begin Dataset

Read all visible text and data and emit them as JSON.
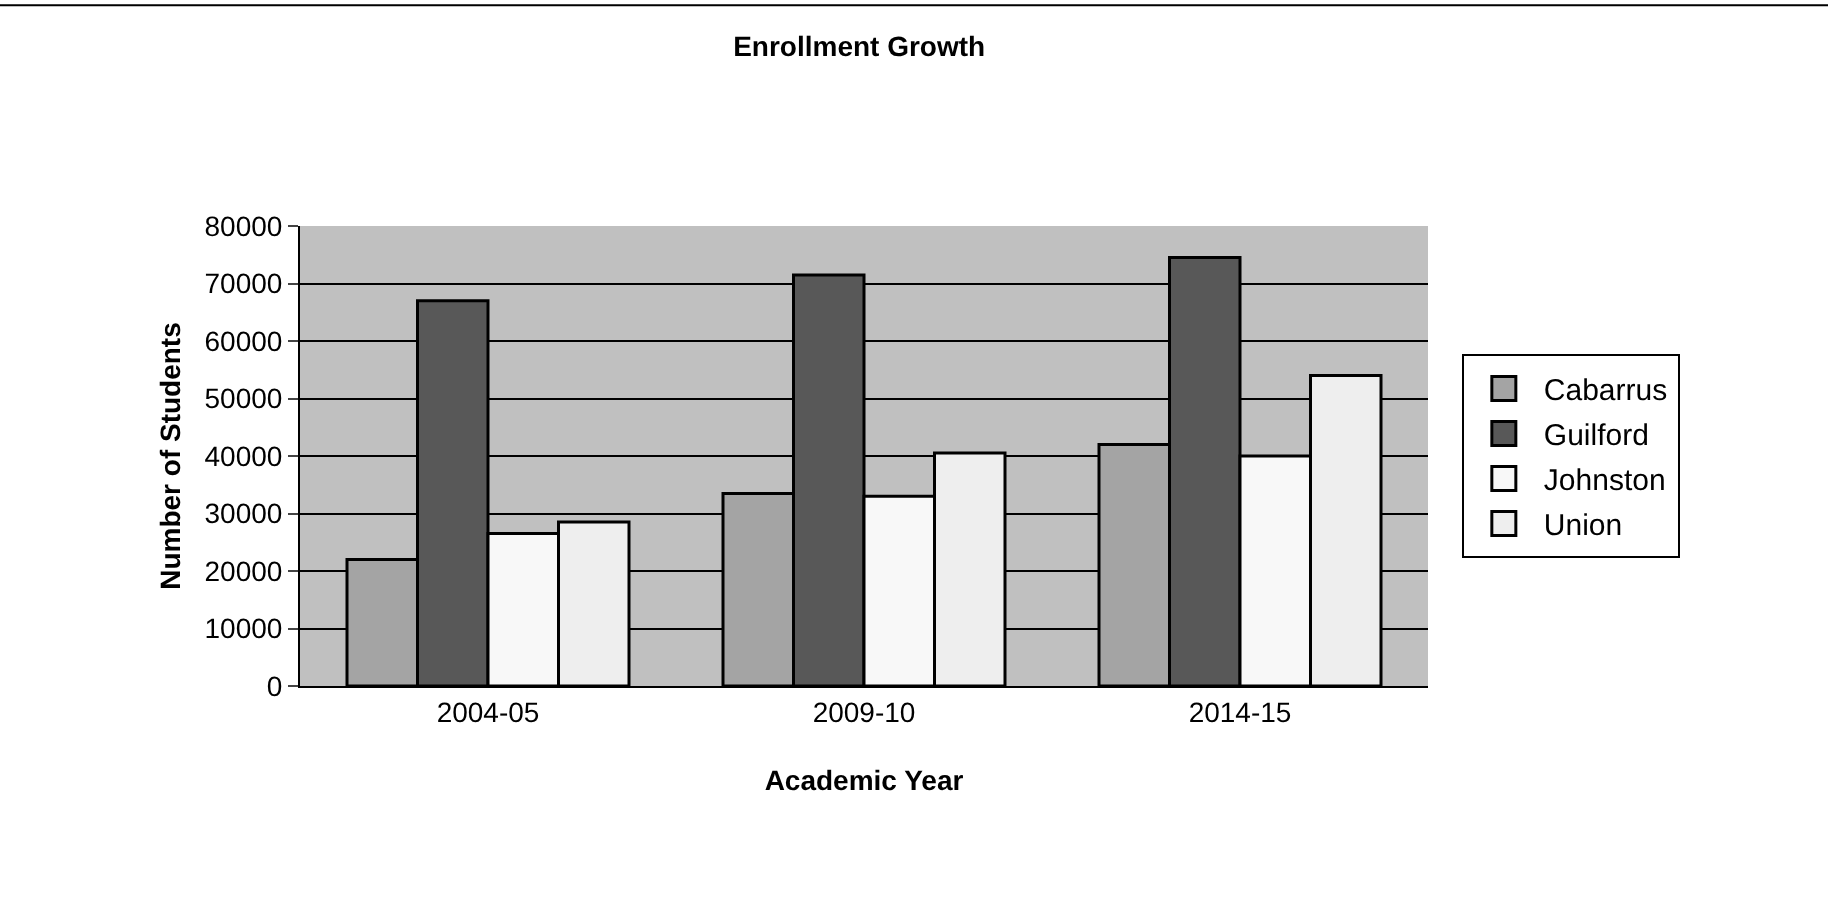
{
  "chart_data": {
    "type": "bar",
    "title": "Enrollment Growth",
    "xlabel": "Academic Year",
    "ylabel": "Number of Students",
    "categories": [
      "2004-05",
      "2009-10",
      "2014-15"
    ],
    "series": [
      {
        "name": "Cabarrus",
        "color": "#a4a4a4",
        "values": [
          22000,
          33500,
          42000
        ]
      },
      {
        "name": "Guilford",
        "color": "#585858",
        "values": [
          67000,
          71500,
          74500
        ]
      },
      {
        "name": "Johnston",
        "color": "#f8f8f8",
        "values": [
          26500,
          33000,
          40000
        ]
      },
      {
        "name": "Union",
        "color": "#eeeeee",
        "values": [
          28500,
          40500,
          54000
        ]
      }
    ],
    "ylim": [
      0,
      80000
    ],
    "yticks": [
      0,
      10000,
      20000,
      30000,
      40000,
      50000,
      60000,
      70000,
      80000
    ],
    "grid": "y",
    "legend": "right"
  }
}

end Dataset

Problem: Count how many lines include the string "name". Nothing but the number is needed.

Result below: 4